Problem to solve
Give every line of the data again, unchanged, but with no pictures.

(Raw records)
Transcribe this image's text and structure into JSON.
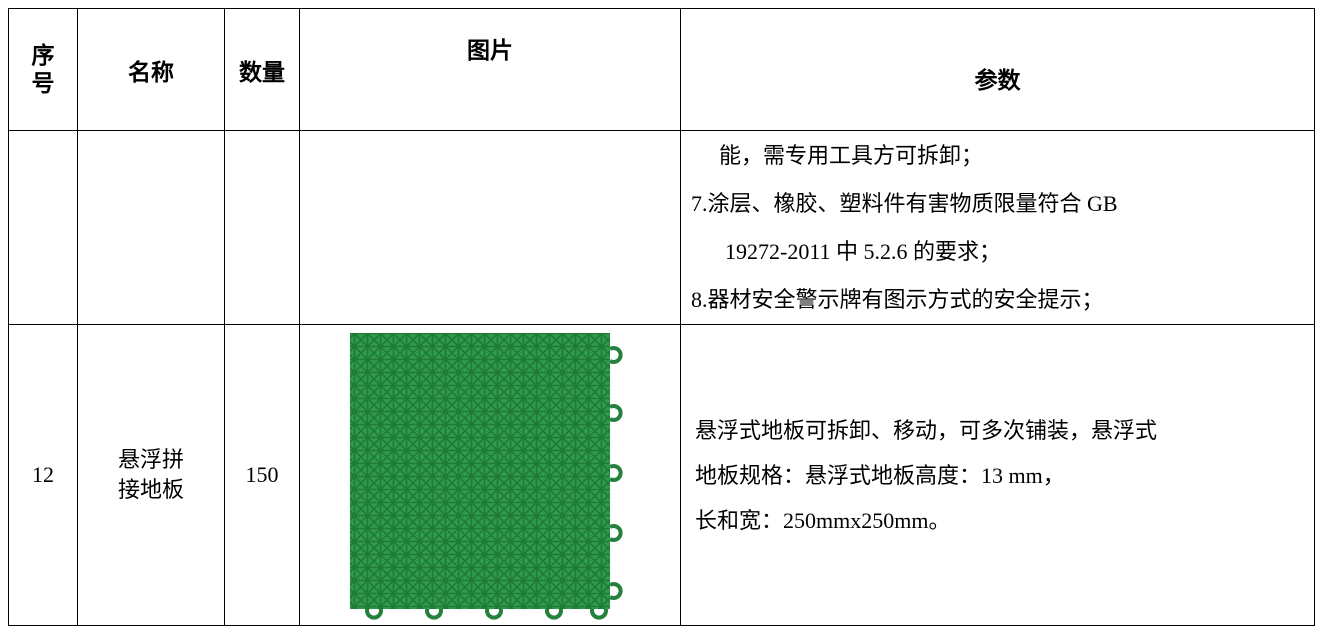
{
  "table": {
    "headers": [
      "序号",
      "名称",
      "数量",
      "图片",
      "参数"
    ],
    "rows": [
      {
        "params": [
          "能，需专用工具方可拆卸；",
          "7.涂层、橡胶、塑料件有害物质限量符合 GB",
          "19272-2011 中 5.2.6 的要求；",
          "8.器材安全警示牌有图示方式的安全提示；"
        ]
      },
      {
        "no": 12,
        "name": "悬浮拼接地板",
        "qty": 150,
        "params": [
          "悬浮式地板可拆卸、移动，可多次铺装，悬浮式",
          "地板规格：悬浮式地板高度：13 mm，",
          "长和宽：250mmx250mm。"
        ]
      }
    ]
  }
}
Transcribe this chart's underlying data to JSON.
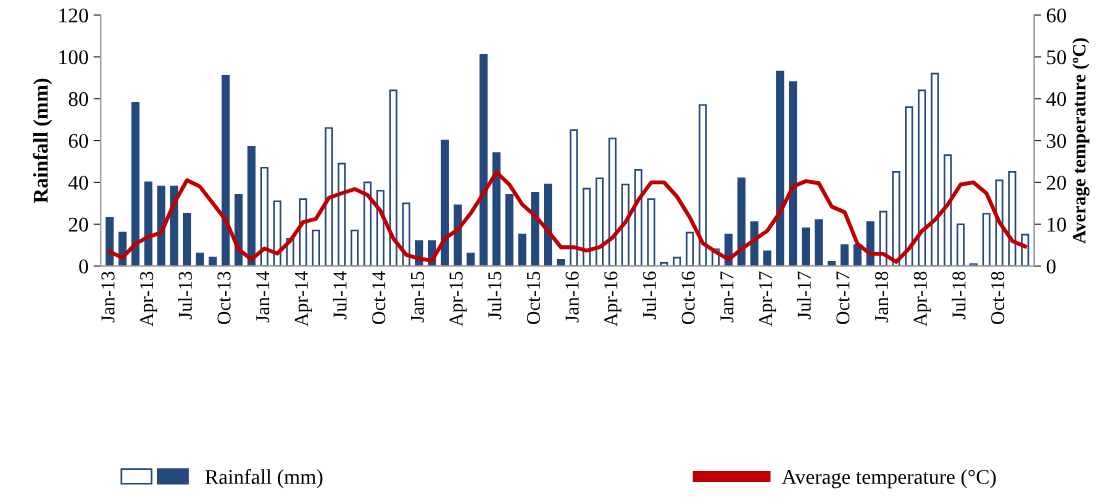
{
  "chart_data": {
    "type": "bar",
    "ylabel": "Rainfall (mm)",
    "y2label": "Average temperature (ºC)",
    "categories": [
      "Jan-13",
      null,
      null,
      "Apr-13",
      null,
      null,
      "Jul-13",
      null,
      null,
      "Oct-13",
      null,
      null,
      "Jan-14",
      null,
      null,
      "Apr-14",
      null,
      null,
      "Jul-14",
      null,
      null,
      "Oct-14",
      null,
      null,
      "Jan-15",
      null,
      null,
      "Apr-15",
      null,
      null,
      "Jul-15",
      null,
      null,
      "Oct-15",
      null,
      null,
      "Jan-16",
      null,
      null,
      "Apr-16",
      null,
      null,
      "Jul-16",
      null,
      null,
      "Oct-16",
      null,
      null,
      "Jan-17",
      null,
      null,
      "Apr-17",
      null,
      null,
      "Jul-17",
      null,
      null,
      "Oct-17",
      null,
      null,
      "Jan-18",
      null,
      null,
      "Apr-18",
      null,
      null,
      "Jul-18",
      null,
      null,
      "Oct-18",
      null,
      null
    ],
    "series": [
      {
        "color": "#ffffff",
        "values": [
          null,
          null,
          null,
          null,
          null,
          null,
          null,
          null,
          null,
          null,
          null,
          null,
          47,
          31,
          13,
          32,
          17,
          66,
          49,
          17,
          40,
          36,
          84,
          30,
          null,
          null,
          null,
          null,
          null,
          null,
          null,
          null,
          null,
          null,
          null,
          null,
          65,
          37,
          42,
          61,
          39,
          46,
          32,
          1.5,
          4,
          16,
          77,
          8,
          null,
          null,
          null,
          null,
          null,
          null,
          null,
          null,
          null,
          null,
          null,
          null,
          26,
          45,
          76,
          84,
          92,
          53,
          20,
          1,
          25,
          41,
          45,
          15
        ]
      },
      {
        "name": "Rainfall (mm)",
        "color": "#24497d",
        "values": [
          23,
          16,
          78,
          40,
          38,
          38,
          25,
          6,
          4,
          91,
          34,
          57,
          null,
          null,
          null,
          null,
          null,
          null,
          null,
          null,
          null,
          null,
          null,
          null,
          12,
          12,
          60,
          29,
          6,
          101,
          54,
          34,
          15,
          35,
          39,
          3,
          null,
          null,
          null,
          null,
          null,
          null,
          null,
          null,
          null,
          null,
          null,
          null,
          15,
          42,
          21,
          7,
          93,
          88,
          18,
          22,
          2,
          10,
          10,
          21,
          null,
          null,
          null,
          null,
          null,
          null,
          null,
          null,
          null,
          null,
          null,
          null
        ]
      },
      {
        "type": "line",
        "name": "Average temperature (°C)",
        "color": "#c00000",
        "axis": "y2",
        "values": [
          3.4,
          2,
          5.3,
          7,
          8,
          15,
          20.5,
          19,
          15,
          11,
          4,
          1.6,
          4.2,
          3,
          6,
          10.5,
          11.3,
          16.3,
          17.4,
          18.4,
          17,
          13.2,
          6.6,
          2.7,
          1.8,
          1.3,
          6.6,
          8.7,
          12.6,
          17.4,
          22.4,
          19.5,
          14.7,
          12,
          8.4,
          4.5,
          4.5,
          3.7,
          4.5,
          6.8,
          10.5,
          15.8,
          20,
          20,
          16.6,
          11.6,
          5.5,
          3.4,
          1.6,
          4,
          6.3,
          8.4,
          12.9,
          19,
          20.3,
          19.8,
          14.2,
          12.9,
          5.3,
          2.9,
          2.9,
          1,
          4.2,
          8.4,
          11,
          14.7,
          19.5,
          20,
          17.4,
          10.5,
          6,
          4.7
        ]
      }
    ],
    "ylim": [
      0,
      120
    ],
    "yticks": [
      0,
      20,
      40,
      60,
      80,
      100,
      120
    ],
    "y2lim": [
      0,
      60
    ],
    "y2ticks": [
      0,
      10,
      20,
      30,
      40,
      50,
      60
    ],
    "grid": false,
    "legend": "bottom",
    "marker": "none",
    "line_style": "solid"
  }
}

Response to this task
Transcribe this image's text and structure into JSON.
{
  "table": {
    "headers": [
      "序号",
      "名称",
      "数量",
      "图片",
      "参数"
    ],
    "rows": [
      {
        "params": [
          "能，需专用工具方可拆卸；",
          "7.涂层、橡胶、塑料件有害物质限量符合 GB",
          "19272-2011 中 5.2.6 的要求；",
          "8.器材安全警示牌有图示方式的安全提示；"
        ]
      },
      {
        "no": 12,
        "name": "悬浮拼接地板",
        "qty": 150,
        "params": [
          "悬浮式地板可拆卸、移动，可多次铺装，悬浮式",
          "地板规格：悬浮式地板高度：13 mm，",
          "长和宽：250mmx250mm。"
        ]
      }
    ]
  }
}
Transcribe this chart's underlying data to JSON.
{
  "chart_data": {
    "type": "bar",
    "ylabel": "Rainfall (mm)",
    "y2label": "Average temperature (ºC)",
    "categories": [
      "Jan-13",
      null,
      null,
      "Apr-13",
      null,
      null,
      "Jul-13",
      null,
      null,
      "Oct-13",
      null,
      null,
      "Jan-14",
      null,
      null,
      "Apr-14",
      null,
      null,
      "Jul-14",
      null,
      null,
      "Oct-14",
      null,
      null,
      "Jan-15",
      null,
      null,
      "Apr-15",
      null,
      null,
      "Jul-15",
      null,
      null,
      "Oct-15",
      null,
      null,
      "Jan-16",
      null,
      null,
      "Apr-16",
      null,
      null,
      "Jul-16",
      null,
      null,
      "Oct-16",
      null,
      null,
      "Jan-17",
      null,
      null,
      "Apr-17",
      null,
      null,
      "Jul-17",
      null,
      null,
      "Oct-17",
      null,
      null,
      "Jan-18",
      null,
      null,
      "Apr-18",
      null,
      null,
      "Jul-18",
      null,
      null,
      "Oct-18",
      null,
      null
    ],
    "series": [
      {
        "color": "#ffffff",
        "values": [
          null,
          null,
          null,
          null,
          null,
          null,
          null,
          null,
          null,
          null,
          null,
          null,
          47,
          31,
          13,
          32,
          17,
          66,
          49,
          17,
          40,
          36,
          84,
          30,
          null,
          null,
          null,
          null,
          null,
          null,
          null,
          null,
          null,
          null,
          null,
          null,
          65,
          37,
          42,
          61,
          39,
          46,
          32,
          1.5,
          4,
          16,
          77,
          8,
          null,
          null,
          null,
          null,
          null,
          null,
          null,
          null,
          null,
          null,
          null,
          null,
          26,
          45,
          76,
          84,
          92,
          53,
          20,
          1,
          25,
          41,
          45,
          15
        ]
      },
      {
        "name": "Rainfall (mm)",
        "color": "#24497d",
        "values": [
          23,
          16,
          78,
          40,
          38,
          38,
          25,
          6,
          4,
          91,
          34,
          57,
          null,
          null,
          null,
          null,
          null,
          null,
          null,
          null,
          null,
          null,
          null,
          null,
          12,
          12,
          60,
          29,
          6,
          101,
          54,
          34,
          15,
          35,
          39,
          3,
          null,
          null,
          null,
          null,
          null,
          null,
          null,
          null,
          null,
          null,
          null,
          null,
          15,
          42,
          21,
          7,
          93,
          88,
          18,
          22,
          2,
          10,
          10,
          21,
          null,
          null,
          null,
          null,
          null,
          null,
          null,
          null,
          null,
          null,
          null,
          null
        ]
      },
      {
        "type": "line",
        "name": "Average temperature (°C)",
        "color": "#c00000",
        "axis": "y2",
        "values": [
          3.4,
          2,
          5.3,
          7,
          8,
          15,
          20.5,
          19,
          15,
          11,
          4,
          1.6,
          4.2,
          3,
          6,
          10.5,
          11.3,
          16.3,
          17.4,
          18.4,
          17,
          13.2,
          6.6,
          2.7,
          1.8,
          1.3,
          6.6,
          8.7,
          12.6,
          17.4,
          22.4,
          19.5,
          14.7,
          12,
          8.4,
          4.5,
          4.5,
          3.7,
          4.5,
          6.8,
          10.5,
          15.8,
          20,
          20,
          16.6,
          11.6,
          5.5,
          3.4,
          1.6,
          4,
          6.3,
          8.4,
          12.9,
          19,
          20.3,
          19.8,
          14.2,
          12.9,
          5.3,
          2.9,
          2.9,
          1,
          4.2,
          8.4,
          11,
          14.7,
          19.5,
          20,
          17.4,
          10.5,
          6,
          4.7
        ]
      }
    ],
    "ylim": [
      0,
      120
    ],
    "yticks": [
      0,
      20,
      40,
      60,
      80,
      100,
      120
    ],
    "y2lim": [
      0,
      60
    ],
    "y2ticks": [
      0,
      10,
      20,
      30,
      40,
      50,
      60
    ],
    "grid": false,
    "legend": "bottom",
    "marker": "none",
    "line_style": "solid"
  }
}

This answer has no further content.